-- start Dataset extract --

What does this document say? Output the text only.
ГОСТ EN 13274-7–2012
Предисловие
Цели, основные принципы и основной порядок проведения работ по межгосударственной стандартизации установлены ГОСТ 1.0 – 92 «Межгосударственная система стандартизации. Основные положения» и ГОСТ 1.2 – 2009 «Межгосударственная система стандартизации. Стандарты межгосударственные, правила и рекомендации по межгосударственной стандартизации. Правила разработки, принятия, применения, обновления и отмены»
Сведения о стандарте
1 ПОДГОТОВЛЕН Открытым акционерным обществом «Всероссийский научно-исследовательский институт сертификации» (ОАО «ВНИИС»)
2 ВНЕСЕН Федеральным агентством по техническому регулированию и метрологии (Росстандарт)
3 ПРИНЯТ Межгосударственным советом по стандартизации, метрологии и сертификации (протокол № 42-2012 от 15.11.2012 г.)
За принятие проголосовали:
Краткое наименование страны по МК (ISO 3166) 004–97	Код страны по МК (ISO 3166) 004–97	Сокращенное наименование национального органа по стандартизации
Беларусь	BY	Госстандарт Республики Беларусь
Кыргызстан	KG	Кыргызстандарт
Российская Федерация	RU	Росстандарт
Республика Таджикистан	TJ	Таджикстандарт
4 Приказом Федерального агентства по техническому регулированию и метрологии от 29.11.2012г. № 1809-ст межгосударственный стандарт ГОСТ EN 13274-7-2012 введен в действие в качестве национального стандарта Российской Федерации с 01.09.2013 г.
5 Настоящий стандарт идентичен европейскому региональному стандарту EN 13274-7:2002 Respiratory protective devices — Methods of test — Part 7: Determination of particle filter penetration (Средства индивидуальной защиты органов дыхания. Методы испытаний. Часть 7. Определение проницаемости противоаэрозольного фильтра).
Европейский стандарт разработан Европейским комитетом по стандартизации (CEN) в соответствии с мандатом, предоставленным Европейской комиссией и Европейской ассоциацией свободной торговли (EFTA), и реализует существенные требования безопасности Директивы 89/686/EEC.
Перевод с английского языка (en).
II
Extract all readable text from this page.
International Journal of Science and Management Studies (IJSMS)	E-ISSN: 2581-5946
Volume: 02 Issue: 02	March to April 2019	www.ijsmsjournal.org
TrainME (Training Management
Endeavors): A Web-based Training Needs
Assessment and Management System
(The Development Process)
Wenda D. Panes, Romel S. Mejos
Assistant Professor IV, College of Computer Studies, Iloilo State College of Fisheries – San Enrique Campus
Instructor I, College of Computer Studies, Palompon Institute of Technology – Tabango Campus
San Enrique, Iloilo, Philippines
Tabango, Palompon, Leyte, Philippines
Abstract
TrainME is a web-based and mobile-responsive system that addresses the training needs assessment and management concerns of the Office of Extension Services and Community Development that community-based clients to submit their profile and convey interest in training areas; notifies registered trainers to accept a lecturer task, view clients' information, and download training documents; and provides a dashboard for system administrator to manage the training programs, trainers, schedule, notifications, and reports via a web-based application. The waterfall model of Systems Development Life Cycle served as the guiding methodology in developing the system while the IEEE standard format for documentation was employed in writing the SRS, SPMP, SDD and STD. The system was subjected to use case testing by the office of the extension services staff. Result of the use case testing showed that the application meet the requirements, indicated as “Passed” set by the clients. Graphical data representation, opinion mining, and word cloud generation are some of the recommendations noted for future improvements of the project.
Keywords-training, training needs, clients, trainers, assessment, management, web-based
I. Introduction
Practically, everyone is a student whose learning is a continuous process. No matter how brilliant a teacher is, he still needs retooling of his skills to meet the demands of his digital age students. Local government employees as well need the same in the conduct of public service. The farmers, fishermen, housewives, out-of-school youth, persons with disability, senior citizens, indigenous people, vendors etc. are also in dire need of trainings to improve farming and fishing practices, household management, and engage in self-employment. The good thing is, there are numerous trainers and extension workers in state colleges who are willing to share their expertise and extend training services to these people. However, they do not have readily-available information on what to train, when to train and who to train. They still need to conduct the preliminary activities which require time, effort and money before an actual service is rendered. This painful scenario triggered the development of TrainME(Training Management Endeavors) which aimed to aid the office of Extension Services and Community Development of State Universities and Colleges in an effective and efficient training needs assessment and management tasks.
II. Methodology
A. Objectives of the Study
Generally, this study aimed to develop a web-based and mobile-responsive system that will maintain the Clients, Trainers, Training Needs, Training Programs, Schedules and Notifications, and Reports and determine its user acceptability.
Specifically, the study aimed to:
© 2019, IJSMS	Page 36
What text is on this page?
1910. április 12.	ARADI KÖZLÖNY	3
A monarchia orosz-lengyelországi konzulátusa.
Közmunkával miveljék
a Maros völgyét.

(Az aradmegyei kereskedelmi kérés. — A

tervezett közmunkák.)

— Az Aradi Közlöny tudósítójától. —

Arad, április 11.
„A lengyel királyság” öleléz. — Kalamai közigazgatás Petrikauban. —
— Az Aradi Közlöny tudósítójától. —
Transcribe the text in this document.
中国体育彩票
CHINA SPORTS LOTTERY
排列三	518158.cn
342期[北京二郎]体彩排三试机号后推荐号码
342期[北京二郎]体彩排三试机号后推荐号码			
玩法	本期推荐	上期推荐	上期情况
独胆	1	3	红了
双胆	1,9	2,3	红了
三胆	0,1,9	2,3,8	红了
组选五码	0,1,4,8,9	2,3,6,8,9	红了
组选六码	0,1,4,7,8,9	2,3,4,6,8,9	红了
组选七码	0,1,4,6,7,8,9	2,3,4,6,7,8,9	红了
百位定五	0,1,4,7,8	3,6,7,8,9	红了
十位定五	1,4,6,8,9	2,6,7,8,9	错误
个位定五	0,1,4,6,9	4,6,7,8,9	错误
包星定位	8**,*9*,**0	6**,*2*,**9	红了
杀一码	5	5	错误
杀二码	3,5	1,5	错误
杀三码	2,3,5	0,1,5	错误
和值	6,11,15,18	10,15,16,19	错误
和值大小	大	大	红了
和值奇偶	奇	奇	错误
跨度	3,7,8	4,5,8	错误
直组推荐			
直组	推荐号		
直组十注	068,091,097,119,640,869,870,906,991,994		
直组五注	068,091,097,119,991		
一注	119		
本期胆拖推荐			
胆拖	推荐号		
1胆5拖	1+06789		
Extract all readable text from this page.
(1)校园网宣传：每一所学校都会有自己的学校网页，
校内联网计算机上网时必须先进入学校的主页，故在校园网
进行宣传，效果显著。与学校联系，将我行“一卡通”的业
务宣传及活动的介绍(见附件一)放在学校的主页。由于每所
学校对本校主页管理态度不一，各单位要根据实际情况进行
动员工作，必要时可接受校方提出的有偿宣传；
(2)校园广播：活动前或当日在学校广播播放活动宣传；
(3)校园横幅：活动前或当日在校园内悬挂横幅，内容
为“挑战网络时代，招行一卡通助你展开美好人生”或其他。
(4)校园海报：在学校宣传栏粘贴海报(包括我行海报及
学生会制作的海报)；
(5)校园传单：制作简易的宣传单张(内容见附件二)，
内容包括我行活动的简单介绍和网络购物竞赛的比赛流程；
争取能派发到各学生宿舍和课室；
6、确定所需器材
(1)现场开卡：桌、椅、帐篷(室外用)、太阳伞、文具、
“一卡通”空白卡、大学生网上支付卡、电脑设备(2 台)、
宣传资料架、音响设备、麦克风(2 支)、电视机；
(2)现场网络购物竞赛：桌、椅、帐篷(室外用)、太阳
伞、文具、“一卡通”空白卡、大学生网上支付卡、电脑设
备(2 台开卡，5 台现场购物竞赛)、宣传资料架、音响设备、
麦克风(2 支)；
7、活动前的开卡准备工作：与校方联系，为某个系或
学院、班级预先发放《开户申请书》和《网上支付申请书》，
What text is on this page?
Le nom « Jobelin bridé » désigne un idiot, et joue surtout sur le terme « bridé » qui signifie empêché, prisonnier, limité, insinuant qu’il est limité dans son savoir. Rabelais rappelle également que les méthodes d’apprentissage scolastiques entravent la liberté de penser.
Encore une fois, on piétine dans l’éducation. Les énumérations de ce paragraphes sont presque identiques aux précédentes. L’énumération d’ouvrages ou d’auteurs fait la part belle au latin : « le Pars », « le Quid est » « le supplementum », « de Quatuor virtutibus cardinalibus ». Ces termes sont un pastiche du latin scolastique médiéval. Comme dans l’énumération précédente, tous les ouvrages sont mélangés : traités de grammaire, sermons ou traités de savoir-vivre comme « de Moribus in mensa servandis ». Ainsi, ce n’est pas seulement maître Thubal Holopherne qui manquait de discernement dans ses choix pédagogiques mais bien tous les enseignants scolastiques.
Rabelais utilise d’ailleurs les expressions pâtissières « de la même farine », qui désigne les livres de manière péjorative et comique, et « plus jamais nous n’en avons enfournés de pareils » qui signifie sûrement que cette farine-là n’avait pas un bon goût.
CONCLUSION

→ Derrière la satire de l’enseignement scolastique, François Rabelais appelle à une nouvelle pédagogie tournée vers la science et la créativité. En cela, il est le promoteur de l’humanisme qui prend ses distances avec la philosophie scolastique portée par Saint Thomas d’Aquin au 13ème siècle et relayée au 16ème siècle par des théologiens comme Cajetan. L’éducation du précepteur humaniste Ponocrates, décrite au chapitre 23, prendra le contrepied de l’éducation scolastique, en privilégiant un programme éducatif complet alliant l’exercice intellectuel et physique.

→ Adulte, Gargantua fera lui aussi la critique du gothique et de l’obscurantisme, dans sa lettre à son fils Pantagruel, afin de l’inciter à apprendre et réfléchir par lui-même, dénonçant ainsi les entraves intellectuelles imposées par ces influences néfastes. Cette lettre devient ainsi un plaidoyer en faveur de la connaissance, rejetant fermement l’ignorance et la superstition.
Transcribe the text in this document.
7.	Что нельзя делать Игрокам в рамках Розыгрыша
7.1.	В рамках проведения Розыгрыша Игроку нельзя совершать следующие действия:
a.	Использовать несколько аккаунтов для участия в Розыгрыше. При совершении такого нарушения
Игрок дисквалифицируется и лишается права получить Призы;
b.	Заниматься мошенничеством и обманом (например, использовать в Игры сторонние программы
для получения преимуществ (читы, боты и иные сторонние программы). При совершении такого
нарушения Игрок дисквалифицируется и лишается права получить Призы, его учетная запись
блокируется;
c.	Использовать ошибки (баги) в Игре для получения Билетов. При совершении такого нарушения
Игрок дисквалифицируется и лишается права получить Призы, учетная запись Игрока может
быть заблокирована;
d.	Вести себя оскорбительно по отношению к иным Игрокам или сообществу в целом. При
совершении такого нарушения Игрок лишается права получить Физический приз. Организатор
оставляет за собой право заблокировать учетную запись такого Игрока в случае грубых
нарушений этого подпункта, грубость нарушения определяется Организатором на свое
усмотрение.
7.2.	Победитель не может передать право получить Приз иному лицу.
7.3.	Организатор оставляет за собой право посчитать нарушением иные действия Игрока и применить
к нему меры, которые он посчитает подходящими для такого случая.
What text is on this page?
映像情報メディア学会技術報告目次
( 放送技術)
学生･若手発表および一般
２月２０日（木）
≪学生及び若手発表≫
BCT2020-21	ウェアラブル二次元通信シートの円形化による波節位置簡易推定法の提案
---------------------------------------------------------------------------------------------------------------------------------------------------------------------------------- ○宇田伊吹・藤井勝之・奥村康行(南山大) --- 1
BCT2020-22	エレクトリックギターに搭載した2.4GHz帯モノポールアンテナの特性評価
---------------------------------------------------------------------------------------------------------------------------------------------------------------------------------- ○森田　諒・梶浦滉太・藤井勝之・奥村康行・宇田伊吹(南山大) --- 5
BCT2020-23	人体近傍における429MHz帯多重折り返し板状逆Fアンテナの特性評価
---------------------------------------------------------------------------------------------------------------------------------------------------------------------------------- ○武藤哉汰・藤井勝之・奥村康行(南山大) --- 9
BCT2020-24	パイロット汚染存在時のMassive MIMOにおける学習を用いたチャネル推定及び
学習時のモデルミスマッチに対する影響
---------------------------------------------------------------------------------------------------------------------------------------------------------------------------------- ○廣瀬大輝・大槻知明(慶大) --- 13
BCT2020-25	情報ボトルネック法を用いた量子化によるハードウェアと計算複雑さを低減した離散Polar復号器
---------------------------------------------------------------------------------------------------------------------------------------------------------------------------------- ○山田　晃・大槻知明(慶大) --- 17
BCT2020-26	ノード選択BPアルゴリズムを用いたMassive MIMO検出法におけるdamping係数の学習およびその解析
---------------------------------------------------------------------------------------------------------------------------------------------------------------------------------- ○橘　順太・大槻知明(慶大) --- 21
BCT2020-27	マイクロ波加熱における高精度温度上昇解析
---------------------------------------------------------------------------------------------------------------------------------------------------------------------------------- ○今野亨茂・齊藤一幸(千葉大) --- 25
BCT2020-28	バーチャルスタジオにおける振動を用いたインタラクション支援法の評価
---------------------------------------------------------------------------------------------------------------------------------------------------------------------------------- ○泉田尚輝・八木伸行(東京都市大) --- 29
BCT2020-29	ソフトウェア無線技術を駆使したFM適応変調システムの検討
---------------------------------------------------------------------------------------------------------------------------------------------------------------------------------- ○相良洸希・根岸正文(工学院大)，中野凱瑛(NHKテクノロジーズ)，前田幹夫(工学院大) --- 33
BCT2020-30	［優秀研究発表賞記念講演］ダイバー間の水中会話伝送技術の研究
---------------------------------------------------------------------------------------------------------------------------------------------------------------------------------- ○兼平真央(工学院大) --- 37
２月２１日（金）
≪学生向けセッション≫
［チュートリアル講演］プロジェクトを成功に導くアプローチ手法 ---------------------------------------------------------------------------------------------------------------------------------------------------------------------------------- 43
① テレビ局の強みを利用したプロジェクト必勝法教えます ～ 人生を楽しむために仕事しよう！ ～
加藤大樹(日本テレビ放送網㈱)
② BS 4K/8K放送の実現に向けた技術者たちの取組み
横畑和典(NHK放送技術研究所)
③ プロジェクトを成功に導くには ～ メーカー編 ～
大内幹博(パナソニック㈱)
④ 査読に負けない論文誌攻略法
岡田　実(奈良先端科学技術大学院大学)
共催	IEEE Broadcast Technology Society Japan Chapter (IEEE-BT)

-- end Dataset extract --

▶ **What is expected**: Lines that hold "宇田伊吹" are the ones to copy; find all of them.

▶ **Solution to this task**:
---------------------------------------------------------------------------------------------------------------------------------------------------------------------------------- ○宇田伊吹・藤井勝之・奥村康行(南山大) --- 1
---------------------------------------------------------------------------------------------------------------------------------------------------------------------------------- ○森田　諒・梶浦滉太・藤井勝之・奥村康行・宇田伊吹(南山大) --- 5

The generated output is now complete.